**TASK TO CARRY OUT:**
Transcribe all of the records word for word, but omit the pictures.

(Dataset records)
_ _ _ _ _

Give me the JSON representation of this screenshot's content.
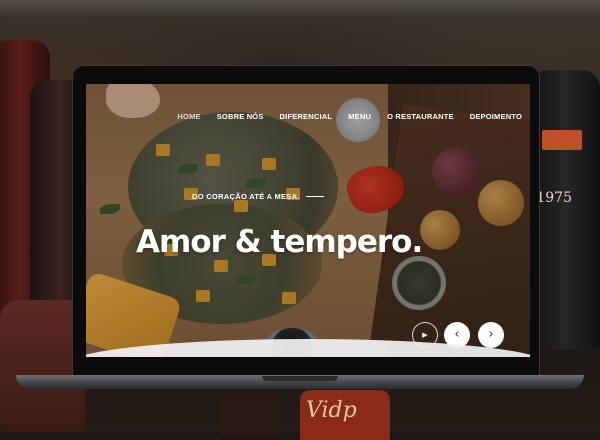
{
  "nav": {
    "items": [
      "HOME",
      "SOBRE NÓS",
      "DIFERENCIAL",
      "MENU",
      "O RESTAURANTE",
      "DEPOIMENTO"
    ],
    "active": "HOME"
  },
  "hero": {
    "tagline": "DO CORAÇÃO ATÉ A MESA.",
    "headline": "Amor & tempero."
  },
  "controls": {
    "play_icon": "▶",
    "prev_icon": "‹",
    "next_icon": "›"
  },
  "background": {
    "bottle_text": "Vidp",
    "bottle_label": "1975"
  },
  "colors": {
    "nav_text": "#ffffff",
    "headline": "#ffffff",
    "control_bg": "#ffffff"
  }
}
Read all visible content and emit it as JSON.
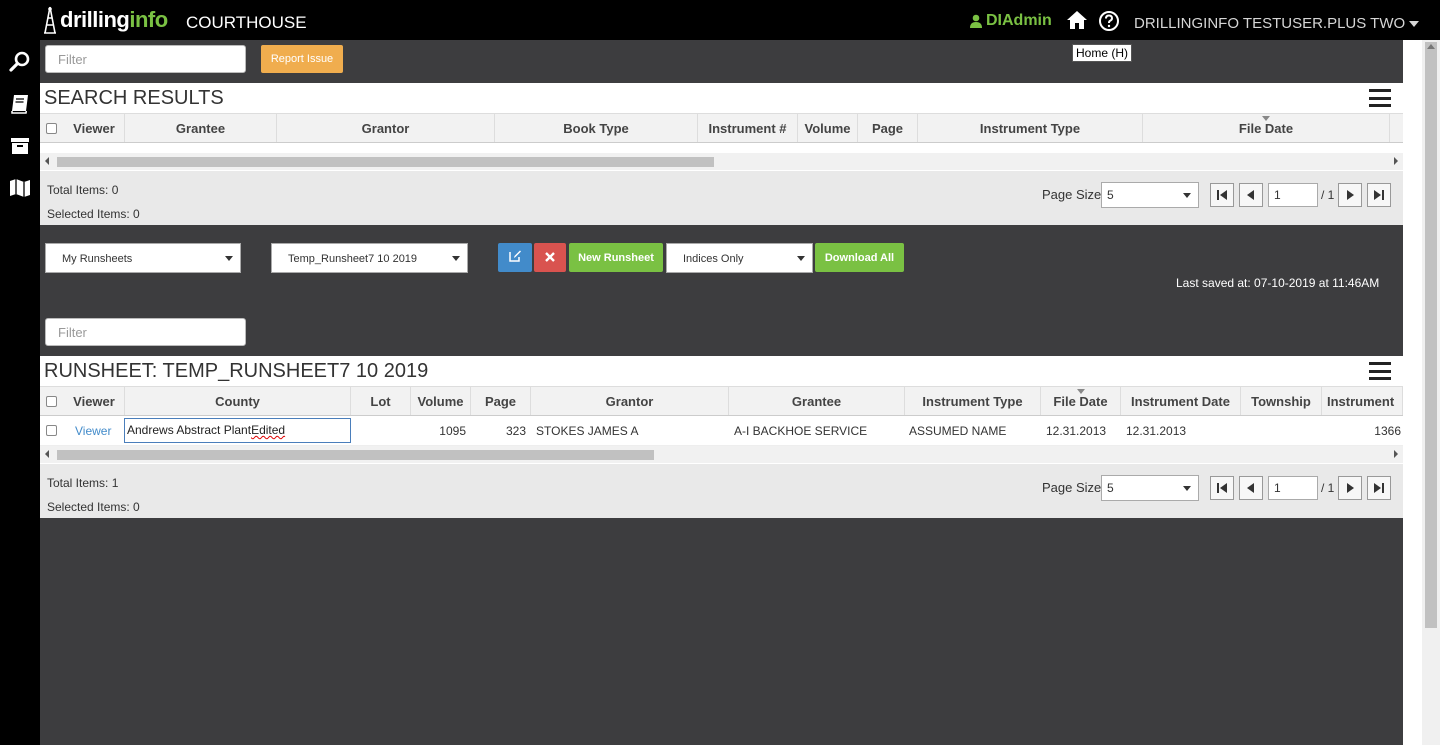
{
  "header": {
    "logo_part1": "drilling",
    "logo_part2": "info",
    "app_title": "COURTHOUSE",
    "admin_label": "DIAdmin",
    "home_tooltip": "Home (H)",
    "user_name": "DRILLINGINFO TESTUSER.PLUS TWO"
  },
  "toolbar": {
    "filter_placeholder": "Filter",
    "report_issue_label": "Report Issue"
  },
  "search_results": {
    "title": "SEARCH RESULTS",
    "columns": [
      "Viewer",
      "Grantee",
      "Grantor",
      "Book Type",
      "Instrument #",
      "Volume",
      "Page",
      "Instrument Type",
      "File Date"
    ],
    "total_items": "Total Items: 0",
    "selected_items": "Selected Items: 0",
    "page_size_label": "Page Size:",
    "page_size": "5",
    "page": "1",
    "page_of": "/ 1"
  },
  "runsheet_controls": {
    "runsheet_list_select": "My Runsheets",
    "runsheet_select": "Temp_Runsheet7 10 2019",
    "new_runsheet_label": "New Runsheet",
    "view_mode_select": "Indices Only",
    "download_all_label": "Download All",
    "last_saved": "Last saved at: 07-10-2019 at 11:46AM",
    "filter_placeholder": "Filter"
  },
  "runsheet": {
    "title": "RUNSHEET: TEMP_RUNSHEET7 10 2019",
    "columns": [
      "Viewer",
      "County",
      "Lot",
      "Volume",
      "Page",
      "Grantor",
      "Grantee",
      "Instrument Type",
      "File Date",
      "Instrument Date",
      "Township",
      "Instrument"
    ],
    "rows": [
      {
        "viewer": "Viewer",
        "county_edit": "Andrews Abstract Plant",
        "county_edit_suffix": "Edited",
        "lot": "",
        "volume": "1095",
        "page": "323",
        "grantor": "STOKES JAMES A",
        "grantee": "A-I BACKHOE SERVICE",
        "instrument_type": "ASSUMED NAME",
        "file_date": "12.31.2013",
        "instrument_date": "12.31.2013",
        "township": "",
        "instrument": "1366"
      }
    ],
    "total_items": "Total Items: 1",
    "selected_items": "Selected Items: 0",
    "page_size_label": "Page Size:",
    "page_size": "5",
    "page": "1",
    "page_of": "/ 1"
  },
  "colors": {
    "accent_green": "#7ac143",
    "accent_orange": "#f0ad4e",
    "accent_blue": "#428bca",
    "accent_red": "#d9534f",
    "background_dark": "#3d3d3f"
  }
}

_ _ _ _ _

**RESULT:**
Give me the JSON representation of this screenshot's content.
{
  "nav": {
    "items": [
      "HOME",
      "SOBRE NÓS",
      "DIFERENCIAL",
      "MENU",
      "O RESTAURANTE",
      "DEPOIMENTO"
    ],
    "active": "HOME"
  },
  "hero": {
    "tagline": "DO CORAÇÃO ATÉ A MESA.",
    "headline": "Amor & tempero."
  },
  "controls": {
    "play_icon": "▶",
    "prev_icon": "‹",
    "next_icon": "›"
  },
  "background": {
    "bottle_text": "Vidp",
    "bottle_label": "1975"
  },
  "colors": {
    "nav_text": "#ffffff",
    "headline": "#ffffff",
    "control_bg": "#ffffff"
  }
}
Read all visible content and emit it as JSON.
{
  "header": {
    "logo_part1": "drilling",
    "logo_part2": "info",
    "app_title": "COURTHOUSE",
    "admin_label": "DIAdmin",
    "home_tooltip": "Home (H)",
    "user_name": "DRILLINGINFO TESTUSER.PLUS TWO"
  },
  "toolbar": {
    "filter_placeholder": "Filter",
    "report_issue_label": "Report Issue"
  },
  "search_results": {
    "title": "SEARCH RESULTS",
    "columns": [
      "Viewer",
      "Grantee",
      "Grantor",
      "Book Type",
      "Instrument #",
      "Volume",
      "Page",
      "Instrument Type",
      "File Date"
    ],
    "total_items": "Total Items: 0",
    "selected_items": "Selected Items: 0",
    "page_size_label": "Page Size:",
    "page_size": "5",
    "page": "1",
    "page_of": "/ 1"
  },
  "runsheet_controls": {
    "runsheet_list_select": "My Runsheets",
    "runsheet_select": "Temp_Runsheet7 10 2019",
    "new_runsheet_label": "New Runsheet",
    "view_mode_select": "Indices Only",
    "download_all_label": "Download All",
    "last_saved": "Last saved at: 07-10-2019 at 11:46AM",
    "filter_placeholder": "Filter"
  },
  "runsheet": {
    "title": "RUNSHEET: TEMP_RUNSHEET7 10 2019",
    "columns": [
      "Viewer",
      "County",
      "Lot",
      "Volume",
      "Page",
      "Grantor",
      "Grantee",
      "Instrument Type",
      "File Date",
      "Instrument Date",
      "Township",
      "Instrument"
    ],
    "rows": [
      {
        "viewer": "Viewer",
        "county_edit": "Andrews Abstract Plant",
        "county_edit_suffix": "Edited",
        "lot": "",
        "volume": "1095",
        "page": "323",
        "grantor": "STOKES JAMES A",
        "grantee": "A-I BACKHOE SERVICE",
        "instrument_type": "ASSUMED NAME",
        "file_date": "12.31.2013",
        "instrument_date": "12.31.2013",
        "township": "",
        "instrument": "1366"
      }
    ],
    "total_items": "Total Items: 1",
    "selected_items": "Selected Items: 0",
    "page_size_label": "Page Size:",
    "page_size": "5",
    "page": "1",
    "page_of": "/ 1"
  },
  "colors": {
    "accent_green": "#7ac143",
    "accent_orange": "#f0ad4e",
    "accent_blue": "#428bca",
    "accent_red": "#d9534f",
    "background_dark": "#3d3d3f"
  }
}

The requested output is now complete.